Exercise details:
Give back the records below exactly, every one, with no pictures.

Stored records:
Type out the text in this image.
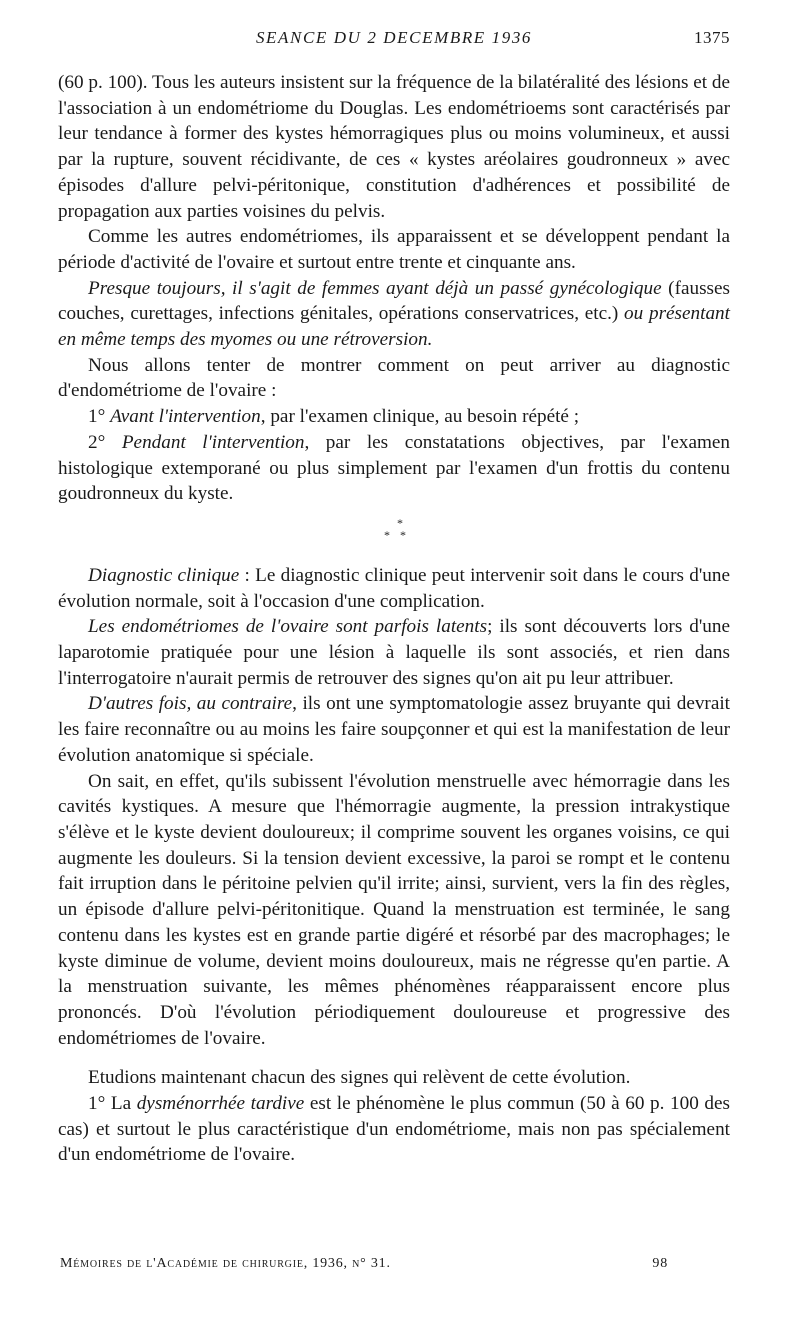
SEANCE DU 2 DECEMBRE 1936	1375

(60 p. 100). Tous les auteurs insistent sur la fréquence de la bilatéralité des lésions et de l'association à un endométriome du Douglas. Les endométrioems sont caractérisés par leur tendance à former des kystes hémorragiques plus ou moins volumineux, et aussi par la rupture, souvent récidivante, de ces « kystes aréolaires goudronneux » avec épisodes d'allure pelvi-péritonique, constitution d'adhérences et possibilité de propagation aux parties voisines du pelvis.

Comme les autres endométriomes, ils apparaissent et se développent pendant la période d'activité de l'ovaire et surtout entre trente et cinquante ans.

Presque toujours, il s'agit de femmes ayant déjà un passé gynécologique (fausses couches, curettages, infections génitales, opérations conservatrices, etc.) ou présentant en même temps des myomes ou une rétroversion.

Nous allons tenter de montrer comment on peut arriver au diagnostic d'endométriome de l'ovaire :

1° Avant l'intervention, par l'examen clinique, au besoin répété ;

2° Pendant l'intervention, par les constatations objectives, par l'examen histologique extemporané ou plus simplement par l'examen d'un frottis du contenu goudronneux du kyste.

*
**

Diagnostic clinique : Le diagnostic clinique peut intervenir soit dans le cours d'une évolution normale, soit à l'occasion d'une complication.

Les endométriomes de l'ovaire sont parfois latents; ils sont découverts lors d'une laparotomie pratiquée pour une lésion à laquelle ils sont associés, et rien dans l'interrogatoire n'aurait permis de retrouver des signes qu'on ait pu leur attribuer.

D'autres fois, au contraire, ils ont une symptomatologie assez bruyante qui devrait les faire reconnaître ou au moins les faire soupçonner et qui est la manifestation de leur évolution anatomique si spéciale.

On sait, en effet, qu'ils subissent l'évolution menstruelle avec hémorragie dans les cavités kystiques. A mesure que l'hémorragie augmente, la pression intrakystique s'élève et le kyste devient douloureux; il comprime souvent les organes voisins, ce qui augmente les douleurs. Si la tension devient excessive, la paroi se rompt et le contenu fait irruption dans le péritoine pelvien qu'il irrite; ainsi, survient, vers la fin des règles, un épisode d'allure pelvi-péritonitique. Quand la menstruation est terminée, le sang contenu dans les kystes est en grande partie digéré et résorbé par des macrophages; le kyste diminue de volume, devient moins douloureux, mais ne régresse qu'en partie. A la menstruation suivante, les mêmes phénomènes réapparaissent encore plus prononcés. D'où l'évolution périodiquement douloureuse et progressive des endométriomes de l'ovaire.

Etudions maintenant chacun des signes qui relèvent de cette évolution.

1° La dysménorrhée tardive est le phénomène le plus commun (50 à 60 p. 100 des cas) et surtout le plus caractéristique d'un endométriome, mais non pas spécialement d'un endométriome de l'ovaire.

Mémoires de l'Académie de chirurgie, 1936, n° 31.	98
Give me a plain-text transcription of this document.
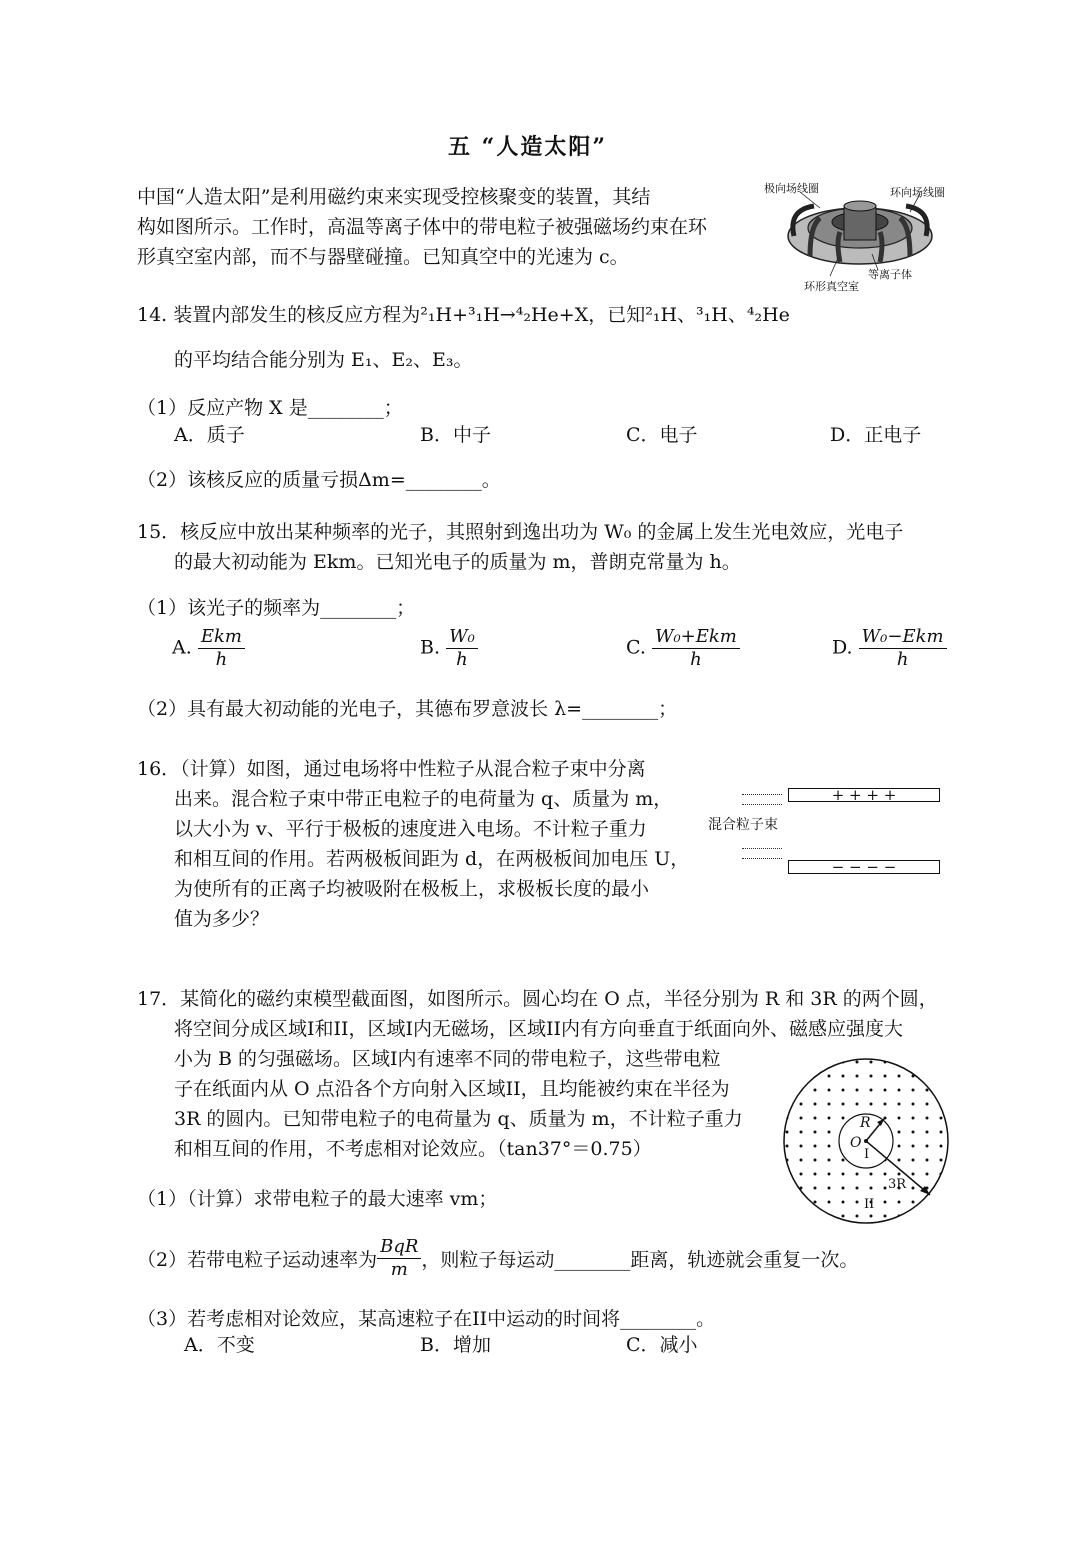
五 “人造太阳”
中国“人造太阳”是利用磁约束来实现受控核聚变的装置，其结
构如图所示。工作时，高温等离子体中的带电粒子被强磁场约束在环
形真空室内部，而不与器壁碰撞。已知真空中的光速为 c。
极向场线圈	环向场线圈
等离子体
环形真空室
14. 装置内部发生的核反应方程为²₁H+³₁H→⁴₂He+X，已知²₁H、³₁H、⁴₂He
的平均结合能分别为 E₁、E₂、E₃。
（1）反应产物 X 是________；
A．质子	B．中子	C．电子	D．正电子
（2）该核反应的质量亏损Δm=________。
15．核反应中放出某种频率的光子，其照射到逸出功为 W₀ 的金属上发生光电效应，光电子
的最大初动能为 Ekm。已知光电子的质量为 m，普朗克常量为 h。
（1）该光子的频率为________；
A. $\frac{\text{Ekm}}{h}$	B. $\frac{\text{W₀}}{h}$	C. $\frac{\text{W₀+Ekm}}{h}$	D. $\frac{\text{W₀−Ekm}}{h}$
（2）具有最大初动能的光电子，其德布罗意波长 λ=________；
16．（计算）如图，通过电场将中性粒子从混合粒子束中分离
出来。混合粒子束中带正电粒子的电荷量为 q、质量为 m，
以大小为 v、平行于极板的速度进入电场。不计粒子重力
和相互间的作用。若两极板间距为 d，在两极板间加电压 U，
为使所有的正离子均被吸附在极板上，求极板长度的最小
值为多少？
+ + + +
− − − −
混合粒子束
17．某简化的磁约束模型截面图，如图所示。圆心均在 O 点，半径分别为 R 和 3R 的两个圆，
将空间分成区域I和II，区域I内无磁场，区域II内有方向垂直于纸面向外、磁感应强度大
小为 B 的匀强磁场。区域I内有速率不同的带电粒子，这些带电粒
子在纸面内从 O 点沿各个方向射入区域II，且均能被约束在半径为
3R 的圆内。已知带电粒子的电荷量为 q、质量为 m，不计粒子重力
和相互间的作用，不考虑相对论效应。（tan37°＝0.75）
R
O
I
3R
II
（1）（计算）求带电粒子的最大速率 vm；
（2）若带电粒子运动速率为 $\frac{\text{BqR}}{m}$ ，则粒子每运动________距离，轨迹就会重复一次。
（3）若考虑相对论效应，某高速粒子在II中运动的时间将________。
A．不变	B．增加	C．减小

Solution to the problem:
Type out the text in this image.
SEANCE DU 2 DECEMBRE 1936	1375

(60 p. 100). Tous les auteurs insistent sur la fréquence de la bilatéralité des lésions et de l'association à un endométriome du Douglas. Les endométrioems sont caractérisés par leur tendance à former des kystes hémorragiques plus ou moins volumineux, et aussi par la rupture, souvent récidivante, de ces « kystes aréolaires goudronneux » avec épisodes d'allure pelvi-péritonique, constitution d'adhérences et possibilité de propagation aux parties voisines du pelvis.

Comme les autres endométriomes, ils apparaissent et se développent pendant la période d'activité de l'ovaire et surtout entre trente et cinquante ans.

Presque toujours, il s'agit de femmes ayant déjà un passé gynécologique (fausses couches, curettages, infections génitales, opérations conservatrices, etc.) ou présentant en même temps des myomes ou une rétroversion.

Nous allons tenter de montrer comment on peut arriver au diagnostic d'endométriome de l'ovaire :

1° Avant l'intervention, par l'examen clinique, au besoin répété ;

2° Pendant l'intervention, par les constatations objectives, par l'examen histologique extemporané ou plus simplement par l'examen d'un frottis du contenu goudronneux du kyste.

*
**

Diagnostic clinique : Le diagnostic clinique peut intervenir soit dans le cours d'une évolution normale, soit à l'occasion d'une complication.

Les endométriomes de l'ovaire sont parfois latents; ils sont découverts lors d'une laparotomie pratiquée pour une lésion à laquelle ils sont associés, et rien dans l'interrogatoire n'aurait permis de retrouver des signes qu'on ait pu leur attribuer.

D'autres fois, au contraire, ils ont une symptomatologie assez bruyante qui devrait les faire reconnaître ou au moins les faire soupçonner et qui est la manifestation de leur évolution anatomique si spéciale.

On sait, en effet, qu'ils subissent l'évolution menstruelle avec hémorragie dans les cavités kystiques. A mesure que l'hémorragie augmente, la pression intrakystique s'élève et le kyste devient douloureux; il comprime souvent les organes voisins, ce qui augmente les douleurs. Si la tension devient excessive, la paroi se rompt et le contenu fait irruption dans le péritoine pelvien qu'il irrite; ainsi, survient, vers la fin des règles, un épisode d'allure pelvi-péritonitique. Quand la menstruation est terminée, le sang contenu dans les kystes est en grande partie digéré et résorbé par des macrophages; le kyste diminue de volume, devient moins douloureux, mais ne régresse qu'en partie. A la menstruation suivante, les mêmes phénomènes réapparaissent encore plus prononcés. D'où l'évolution périodiquement douloureuse et progressive des endométriomes de l'ovaire.

Etudions maintenant chacun des signes qui relèvent de cette évolution.

1° La dysménorrhée tardive est le phénomène le plus commun (50 à 60 p. 100 des cas) et surtout le plus caractéristique d'un endométriome, mais non pas spécialement d'un endométriome de l'ovaire.

Mémoires de l'Académie de chirurgie, 1936, n° 31.	98
Give me a plain-text transcription of this document.
五 “人造太阳”
中国“人造太阳”是利用磁约束来实现受控核聚变的装置，其结
构如图所示。工作时，高温等离子体中的带电粒子被强磁场约束在环
形真空室内部，而不与器壁碰撞。已知真空中的光速为 c。
极向场线圈	环向场线圈
等离子体
环形真空室
14. 装置内部发生的核反应方程为²₁H+³₁H→⁴₂He+X，已知²₁H、³₁H、⁴₂He
的平均结合能分别为 E₁、E₂、E₃。
（1）反应产物 X 是________；
A．质子	B．中子	C．电子	D．正电子
（2）该核反应的质量亏损Δm=________。
15．核反应中放出某种频率的光子，其照射到逸出功为 W₀ 的金属上发生光电效应，光电子
的最大初动能为 Ekm。已知光电子的质量为 m，普朗克常量为 h。
（1）该光子的频率为________；
A. $\frac{\text{Ekm}}{h}$	B. $\frac{\text{W₀}}{h}$	C. $\frac{\text{W₀+Ekm}}{h}$	D. $\frac{\text{W₀−Ekm}}{h}$
（2）具有最大初动能的光电子，其德布罗意波长 λ=________；
16．（计算）如图，通过电场将中性粒子从混合粒子束中分离
出来。混合粒子束中带正电粒子的电荷量为 q、质量为 m，
以大小为 v、平行于极板的速度进入电场。不计粒子重力
和相互间的作用。若两极板间距为 d，在两极板间加电压 U，
为使所有的正离子均被吸附在极板上，求极板长度的最小
值为多少？
+ + + +
− − − −
混合粒子束
17．某简化的磁约束模型截面图，如图所示。圆心均在 O 点，半径分别为 R 和 3R 的两个圆，
将空间分成区域I和II，区域I内无磁场，区域II内有方向垂直于纸面向外、磁感应强度大
小为 B 的匀强磁场。区域I内有速率不同的带电粒子，这些带电粒
子在纸面内从 O 点沿各个方向射入区域II，且均能被约束在半径为
3R 的圆内。已知带电粒子的电荷量为 q、质量为 m，不计粒子重力
和相互间的作用，不考虑相对论效应。（tan37°＝0.75）
R
O
I
3R
II
（1）（计算）求带电粒子的最大速率 vm；
（2）若带电粒子运动速率为 $\frac{\text{BqR}}{m}$ ，则粒子每运动________距离，轨迹就会重复一次。
（3）若考虑相对论效应，某高速粒子在II中运动的时间将________。
A．不变	B．增加	C．减小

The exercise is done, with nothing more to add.